Saved data entries
"""
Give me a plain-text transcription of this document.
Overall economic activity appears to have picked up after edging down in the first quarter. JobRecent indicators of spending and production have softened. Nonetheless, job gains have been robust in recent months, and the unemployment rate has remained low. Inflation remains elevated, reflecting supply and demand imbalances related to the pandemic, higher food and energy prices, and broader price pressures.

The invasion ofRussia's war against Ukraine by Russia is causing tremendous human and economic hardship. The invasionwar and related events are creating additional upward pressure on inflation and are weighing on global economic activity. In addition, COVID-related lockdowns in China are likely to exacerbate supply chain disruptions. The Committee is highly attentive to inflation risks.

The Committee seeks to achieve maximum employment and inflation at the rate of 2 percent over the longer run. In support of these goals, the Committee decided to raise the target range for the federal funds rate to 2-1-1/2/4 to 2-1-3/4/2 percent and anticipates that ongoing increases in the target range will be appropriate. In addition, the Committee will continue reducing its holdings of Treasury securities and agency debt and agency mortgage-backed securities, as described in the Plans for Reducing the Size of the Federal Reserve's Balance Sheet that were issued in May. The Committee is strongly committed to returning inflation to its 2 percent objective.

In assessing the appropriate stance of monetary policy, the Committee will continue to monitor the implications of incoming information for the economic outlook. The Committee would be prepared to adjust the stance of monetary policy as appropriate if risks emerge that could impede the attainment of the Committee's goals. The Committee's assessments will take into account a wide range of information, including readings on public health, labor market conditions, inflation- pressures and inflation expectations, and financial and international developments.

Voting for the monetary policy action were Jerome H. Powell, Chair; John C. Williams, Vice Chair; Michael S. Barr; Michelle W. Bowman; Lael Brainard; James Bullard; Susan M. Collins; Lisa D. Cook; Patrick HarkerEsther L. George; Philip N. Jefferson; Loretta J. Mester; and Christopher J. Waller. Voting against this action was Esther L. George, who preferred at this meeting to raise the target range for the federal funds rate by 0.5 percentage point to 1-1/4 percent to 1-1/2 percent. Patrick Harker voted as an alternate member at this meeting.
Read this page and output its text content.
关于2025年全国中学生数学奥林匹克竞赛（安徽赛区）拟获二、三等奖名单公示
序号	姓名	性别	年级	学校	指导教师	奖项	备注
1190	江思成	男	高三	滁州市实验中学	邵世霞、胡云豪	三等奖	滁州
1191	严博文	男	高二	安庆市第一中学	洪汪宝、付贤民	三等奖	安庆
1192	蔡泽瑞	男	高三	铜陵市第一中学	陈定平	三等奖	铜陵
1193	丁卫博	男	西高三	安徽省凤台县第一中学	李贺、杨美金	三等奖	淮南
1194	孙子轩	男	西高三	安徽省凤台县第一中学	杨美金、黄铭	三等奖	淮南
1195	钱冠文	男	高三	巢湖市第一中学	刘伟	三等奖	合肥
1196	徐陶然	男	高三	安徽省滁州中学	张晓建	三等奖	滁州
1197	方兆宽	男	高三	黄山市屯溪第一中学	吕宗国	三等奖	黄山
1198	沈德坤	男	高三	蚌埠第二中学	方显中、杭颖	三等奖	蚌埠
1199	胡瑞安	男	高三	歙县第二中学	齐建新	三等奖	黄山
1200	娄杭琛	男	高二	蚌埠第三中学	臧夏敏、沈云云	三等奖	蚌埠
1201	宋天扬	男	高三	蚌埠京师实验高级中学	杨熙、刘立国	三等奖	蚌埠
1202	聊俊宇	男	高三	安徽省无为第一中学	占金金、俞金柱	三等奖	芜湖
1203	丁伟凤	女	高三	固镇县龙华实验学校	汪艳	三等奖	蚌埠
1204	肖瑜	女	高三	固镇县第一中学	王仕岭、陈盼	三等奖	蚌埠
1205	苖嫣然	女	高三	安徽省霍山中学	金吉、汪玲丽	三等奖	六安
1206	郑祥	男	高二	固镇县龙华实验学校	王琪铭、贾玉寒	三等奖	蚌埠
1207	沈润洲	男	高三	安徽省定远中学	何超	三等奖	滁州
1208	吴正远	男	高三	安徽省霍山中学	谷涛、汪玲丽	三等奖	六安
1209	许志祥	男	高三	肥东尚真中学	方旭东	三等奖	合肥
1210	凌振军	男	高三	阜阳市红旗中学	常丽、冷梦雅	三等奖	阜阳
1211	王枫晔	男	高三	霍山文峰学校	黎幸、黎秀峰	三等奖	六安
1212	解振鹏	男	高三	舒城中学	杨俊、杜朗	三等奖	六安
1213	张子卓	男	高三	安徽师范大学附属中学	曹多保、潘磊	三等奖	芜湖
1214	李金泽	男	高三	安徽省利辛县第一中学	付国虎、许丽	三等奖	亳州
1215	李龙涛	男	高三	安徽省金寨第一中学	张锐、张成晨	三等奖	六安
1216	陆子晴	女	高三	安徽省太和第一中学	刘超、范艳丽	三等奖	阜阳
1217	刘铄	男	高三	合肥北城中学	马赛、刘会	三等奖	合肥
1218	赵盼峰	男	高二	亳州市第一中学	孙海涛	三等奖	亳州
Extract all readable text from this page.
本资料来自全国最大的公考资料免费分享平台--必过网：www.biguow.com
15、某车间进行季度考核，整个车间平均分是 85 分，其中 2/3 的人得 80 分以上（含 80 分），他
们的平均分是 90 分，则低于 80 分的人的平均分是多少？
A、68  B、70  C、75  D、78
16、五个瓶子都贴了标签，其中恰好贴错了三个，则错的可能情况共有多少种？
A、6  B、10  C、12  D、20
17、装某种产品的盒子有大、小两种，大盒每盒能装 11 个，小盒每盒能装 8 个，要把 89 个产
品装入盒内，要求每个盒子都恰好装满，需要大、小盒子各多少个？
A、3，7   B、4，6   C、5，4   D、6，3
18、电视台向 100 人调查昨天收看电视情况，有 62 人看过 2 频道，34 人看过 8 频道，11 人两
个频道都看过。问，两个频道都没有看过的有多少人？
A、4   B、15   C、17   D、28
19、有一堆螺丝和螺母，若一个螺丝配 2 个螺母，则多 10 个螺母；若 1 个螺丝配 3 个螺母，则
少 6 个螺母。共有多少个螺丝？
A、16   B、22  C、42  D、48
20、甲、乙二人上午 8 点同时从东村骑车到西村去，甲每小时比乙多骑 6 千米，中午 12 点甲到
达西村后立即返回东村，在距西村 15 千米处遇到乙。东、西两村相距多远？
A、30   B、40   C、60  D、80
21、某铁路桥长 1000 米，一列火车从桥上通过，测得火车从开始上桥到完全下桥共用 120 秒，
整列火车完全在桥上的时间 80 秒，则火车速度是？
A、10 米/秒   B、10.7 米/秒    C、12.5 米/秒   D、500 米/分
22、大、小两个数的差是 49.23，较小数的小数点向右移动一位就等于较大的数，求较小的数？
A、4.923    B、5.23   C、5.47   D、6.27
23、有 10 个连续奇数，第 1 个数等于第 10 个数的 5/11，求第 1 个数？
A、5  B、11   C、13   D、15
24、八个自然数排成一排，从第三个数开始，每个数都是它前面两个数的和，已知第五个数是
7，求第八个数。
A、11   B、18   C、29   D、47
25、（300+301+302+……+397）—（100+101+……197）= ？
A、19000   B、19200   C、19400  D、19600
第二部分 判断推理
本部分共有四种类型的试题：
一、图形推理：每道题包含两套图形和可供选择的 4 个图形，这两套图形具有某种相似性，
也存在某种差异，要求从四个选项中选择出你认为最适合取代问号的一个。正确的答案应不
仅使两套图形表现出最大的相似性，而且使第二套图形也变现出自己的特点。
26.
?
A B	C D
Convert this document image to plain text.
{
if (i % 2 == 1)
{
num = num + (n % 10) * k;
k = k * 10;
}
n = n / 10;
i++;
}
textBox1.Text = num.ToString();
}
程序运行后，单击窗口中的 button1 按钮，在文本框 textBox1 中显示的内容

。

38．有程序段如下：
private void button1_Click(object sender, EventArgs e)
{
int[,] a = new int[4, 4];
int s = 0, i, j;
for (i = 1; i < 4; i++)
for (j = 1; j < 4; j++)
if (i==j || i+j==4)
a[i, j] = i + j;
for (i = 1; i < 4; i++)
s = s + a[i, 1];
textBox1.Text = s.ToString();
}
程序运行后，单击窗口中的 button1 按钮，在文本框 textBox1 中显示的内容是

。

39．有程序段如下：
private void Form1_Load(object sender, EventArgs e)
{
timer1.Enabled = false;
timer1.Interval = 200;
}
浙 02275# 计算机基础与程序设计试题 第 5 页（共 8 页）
"""
» **WHAT TO DO**
Among these entries, how many lines include the string "private"? Reply with the number by itself.

» **SOLUTION TO THE PROBLEM**
2